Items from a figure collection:

- - - -

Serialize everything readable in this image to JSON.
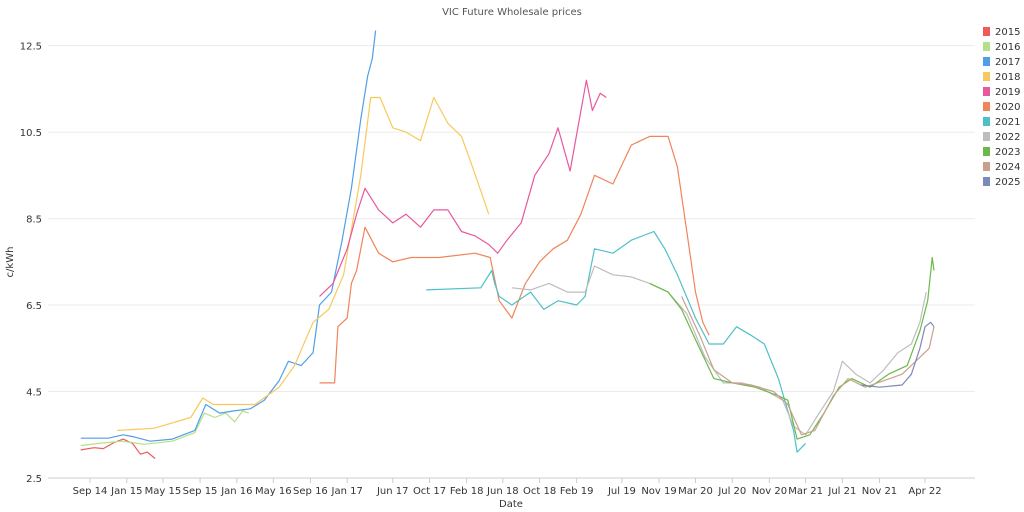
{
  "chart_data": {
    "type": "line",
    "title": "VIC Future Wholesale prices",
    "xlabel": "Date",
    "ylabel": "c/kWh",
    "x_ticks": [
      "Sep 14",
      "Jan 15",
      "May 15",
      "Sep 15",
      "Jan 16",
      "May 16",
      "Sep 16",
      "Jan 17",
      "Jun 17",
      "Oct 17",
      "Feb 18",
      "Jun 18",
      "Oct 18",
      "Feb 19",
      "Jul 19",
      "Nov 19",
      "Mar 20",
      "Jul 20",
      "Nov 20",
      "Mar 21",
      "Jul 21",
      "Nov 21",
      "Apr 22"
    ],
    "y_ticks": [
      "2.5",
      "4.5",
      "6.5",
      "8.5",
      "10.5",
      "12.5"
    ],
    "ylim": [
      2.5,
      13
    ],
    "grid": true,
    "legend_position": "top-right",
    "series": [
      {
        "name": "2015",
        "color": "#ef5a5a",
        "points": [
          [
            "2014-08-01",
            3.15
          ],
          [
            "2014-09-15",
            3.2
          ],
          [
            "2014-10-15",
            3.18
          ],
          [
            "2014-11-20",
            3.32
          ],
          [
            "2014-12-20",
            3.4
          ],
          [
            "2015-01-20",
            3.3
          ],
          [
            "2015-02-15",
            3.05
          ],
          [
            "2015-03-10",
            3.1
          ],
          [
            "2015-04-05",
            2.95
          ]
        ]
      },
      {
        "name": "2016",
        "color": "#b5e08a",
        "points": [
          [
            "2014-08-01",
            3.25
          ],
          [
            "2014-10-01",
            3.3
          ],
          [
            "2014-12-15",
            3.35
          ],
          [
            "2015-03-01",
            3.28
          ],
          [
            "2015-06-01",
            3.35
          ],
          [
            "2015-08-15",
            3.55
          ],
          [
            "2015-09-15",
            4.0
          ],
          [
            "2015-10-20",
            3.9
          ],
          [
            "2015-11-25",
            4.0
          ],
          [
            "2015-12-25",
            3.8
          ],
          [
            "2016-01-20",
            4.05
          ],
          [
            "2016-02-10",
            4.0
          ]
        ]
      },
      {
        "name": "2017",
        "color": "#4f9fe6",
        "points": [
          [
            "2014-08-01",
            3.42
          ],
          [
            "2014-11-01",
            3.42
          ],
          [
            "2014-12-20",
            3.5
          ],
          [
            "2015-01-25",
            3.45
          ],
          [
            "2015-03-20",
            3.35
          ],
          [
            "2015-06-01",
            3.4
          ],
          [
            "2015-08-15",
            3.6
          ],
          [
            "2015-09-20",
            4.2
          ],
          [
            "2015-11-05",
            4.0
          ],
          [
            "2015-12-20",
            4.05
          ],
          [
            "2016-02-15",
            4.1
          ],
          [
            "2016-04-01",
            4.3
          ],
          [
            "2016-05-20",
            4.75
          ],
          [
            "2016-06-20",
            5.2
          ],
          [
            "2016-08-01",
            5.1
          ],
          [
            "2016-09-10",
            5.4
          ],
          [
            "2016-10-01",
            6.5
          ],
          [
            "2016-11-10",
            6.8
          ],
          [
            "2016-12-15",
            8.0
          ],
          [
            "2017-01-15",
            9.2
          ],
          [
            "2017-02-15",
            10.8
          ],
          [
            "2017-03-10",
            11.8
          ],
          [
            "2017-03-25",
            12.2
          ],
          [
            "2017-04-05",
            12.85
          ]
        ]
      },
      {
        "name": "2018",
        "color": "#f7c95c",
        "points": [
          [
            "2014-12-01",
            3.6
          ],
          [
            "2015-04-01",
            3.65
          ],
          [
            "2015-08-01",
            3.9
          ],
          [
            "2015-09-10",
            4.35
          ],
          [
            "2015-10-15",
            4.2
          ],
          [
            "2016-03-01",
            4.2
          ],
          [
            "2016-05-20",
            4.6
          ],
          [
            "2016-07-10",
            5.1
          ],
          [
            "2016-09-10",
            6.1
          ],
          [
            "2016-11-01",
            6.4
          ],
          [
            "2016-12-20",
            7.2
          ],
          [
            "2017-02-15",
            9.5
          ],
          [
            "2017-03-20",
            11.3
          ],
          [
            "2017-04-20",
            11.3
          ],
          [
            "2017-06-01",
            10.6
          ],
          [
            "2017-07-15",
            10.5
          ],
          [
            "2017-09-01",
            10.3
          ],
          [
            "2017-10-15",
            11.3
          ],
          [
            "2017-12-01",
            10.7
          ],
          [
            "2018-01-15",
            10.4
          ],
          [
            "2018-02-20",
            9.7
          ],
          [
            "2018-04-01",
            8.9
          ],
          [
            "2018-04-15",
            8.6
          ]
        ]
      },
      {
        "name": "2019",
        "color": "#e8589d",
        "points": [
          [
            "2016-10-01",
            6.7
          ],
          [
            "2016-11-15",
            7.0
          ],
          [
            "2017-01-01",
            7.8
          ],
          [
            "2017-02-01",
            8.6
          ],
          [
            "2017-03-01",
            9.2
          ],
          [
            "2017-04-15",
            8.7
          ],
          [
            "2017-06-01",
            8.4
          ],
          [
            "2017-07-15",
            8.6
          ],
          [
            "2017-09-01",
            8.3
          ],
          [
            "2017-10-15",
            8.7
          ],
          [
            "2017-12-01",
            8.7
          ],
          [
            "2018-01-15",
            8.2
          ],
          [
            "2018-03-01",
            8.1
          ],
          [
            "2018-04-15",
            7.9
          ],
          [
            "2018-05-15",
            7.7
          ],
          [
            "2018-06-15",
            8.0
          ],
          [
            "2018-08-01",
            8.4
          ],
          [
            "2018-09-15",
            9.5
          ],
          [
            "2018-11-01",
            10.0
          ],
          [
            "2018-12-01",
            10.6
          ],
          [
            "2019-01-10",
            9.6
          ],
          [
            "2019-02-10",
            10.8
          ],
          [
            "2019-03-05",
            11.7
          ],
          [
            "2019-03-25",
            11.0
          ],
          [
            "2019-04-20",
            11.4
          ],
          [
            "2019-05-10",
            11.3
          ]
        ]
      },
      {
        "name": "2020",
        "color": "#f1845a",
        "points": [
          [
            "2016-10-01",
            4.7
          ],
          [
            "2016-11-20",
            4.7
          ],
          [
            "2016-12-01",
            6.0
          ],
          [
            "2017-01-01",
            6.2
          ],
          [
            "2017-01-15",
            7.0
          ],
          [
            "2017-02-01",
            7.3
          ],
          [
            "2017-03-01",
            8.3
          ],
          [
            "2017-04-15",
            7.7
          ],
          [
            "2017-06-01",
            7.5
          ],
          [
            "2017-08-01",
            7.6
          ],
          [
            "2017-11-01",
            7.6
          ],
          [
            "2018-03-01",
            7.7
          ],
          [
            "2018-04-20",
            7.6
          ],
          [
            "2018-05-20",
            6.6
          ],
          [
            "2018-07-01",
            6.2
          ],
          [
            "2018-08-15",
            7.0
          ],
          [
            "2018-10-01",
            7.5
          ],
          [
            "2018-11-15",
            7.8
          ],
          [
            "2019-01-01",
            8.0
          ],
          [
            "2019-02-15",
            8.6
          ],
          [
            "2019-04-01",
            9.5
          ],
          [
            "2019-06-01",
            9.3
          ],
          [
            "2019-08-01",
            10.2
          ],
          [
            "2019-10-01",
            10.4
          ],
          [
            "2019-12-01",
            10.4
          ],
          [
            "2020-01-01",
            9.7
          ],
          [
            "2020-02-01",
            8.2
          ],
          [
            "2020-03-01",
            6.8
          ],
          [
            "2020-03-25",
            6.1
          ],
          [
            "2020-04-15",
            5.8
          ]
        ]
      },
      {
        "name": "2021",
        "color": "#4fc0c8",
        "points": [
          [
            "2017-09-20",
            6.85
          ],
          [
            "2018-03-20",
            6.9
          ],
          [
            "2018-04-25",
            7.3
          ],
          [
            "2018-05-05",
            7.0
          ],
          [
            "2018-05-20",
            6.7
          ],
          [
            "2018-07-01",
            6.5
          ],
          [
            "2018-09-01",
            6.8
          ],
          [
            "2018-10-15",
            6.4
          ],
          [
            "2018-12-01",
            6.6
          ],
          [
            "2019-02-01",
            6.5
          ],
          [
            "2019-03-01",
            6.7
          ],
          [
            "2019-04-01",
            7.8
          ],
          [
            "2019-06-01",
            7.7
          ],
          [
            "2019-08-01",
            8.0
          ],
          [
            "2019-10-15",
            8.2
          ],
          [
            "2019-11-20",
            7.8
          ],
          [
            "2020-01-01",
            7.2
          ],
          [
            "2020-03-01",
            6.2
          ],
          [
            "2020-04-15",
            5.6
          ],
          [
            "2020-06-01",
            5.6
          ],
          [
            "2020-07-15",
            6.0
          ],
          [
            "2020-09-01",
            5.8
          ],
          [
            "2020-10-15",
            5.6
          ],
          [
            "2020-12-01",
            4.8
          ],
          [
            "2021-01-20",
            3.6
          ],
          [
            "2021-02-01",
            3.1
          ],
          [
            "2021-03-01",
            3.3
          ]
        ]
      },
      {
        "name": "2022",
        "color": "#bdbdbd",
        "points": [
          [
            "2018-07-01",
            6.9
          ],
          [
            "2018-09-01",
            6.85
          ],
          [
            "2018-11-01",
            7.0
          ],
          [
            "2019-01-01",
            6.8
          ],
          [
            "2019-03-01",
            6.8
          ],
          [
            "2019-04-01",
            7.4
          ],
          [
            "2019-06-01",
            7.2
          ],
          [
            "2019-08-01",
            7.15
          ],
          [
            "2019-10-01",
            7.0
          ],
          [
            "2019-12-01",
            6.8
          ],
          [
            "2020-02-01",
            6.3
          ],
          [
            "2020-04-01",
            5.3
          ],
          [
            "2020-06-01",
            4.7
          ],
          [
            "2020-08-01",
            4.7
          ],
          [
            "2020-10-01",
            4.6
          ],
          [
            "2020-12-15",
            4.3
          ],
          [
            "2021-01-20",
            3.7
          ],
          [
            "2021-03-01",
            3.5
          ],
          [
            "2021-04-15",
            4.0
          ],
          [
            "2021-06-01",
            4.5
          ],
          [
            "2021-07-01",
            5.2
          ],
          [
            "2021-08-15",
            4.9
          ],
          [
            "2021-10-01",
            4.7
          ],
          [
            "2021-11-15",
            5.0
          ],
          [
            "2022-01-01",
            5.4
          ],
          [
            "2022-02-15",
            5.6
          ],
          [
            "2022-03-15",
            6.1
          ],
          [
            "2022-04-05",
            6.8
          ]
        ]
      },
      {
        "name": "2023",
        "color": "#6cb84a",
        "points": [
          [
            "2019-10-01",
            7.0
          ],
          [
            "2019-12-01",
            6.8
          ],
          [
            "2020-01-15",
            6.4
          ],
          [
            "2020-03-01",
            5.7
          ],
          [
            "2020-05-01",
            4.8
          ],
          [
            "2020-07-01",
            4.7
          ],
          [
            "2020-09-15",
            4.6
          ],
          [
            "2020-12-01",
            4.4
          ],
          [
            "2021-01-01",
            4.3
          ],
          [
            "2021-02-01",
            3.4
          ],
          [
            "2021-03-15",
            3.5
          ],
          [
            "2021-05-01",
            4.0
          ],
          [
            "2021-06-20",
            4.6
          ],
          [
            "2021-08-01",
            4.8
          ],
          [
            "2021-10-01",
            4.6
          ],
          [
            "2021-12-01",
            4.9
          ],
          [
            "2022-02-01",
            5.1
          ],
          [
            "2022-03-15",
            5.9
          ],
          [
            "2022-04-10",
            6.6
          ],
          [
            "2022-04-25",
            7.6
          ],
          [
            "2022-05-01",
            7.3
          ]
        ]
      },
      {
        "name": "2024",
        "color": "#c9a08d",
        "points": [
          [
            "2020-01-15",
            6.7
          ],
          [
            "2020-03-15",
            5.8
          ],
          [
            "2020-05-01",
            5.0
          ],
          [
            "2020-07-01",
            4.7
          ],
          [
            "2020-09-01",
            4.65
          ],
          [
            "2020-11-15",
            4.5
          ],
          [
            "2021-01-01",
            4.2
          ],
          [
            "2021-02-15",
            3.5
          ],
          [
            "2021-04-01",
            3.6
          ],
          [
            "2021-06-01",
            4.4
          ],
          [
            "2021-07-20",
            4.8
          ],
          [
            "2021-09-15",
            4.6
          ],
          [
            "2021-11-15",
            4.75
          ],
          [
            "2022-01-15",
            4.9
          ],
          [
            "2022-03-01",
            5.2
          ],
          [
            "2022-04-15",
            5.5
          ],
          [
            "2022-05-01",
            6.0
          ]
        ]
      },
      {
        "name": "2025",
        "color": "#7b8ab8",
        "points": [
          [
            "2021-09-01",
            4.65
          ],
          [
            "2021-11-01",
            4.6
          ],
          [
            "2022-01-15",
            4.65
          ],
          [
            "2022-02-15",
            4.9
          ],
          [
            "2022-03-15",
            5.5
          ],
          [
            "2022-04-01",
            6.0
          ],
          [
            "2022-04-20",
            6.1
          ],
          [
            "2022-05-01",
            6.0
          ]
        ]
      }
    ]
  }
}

- - - -

▸ EXERCISE TASK
State how many lines of the listing include "color", and nothing more.

▸ WRITTEN RESPONSE
11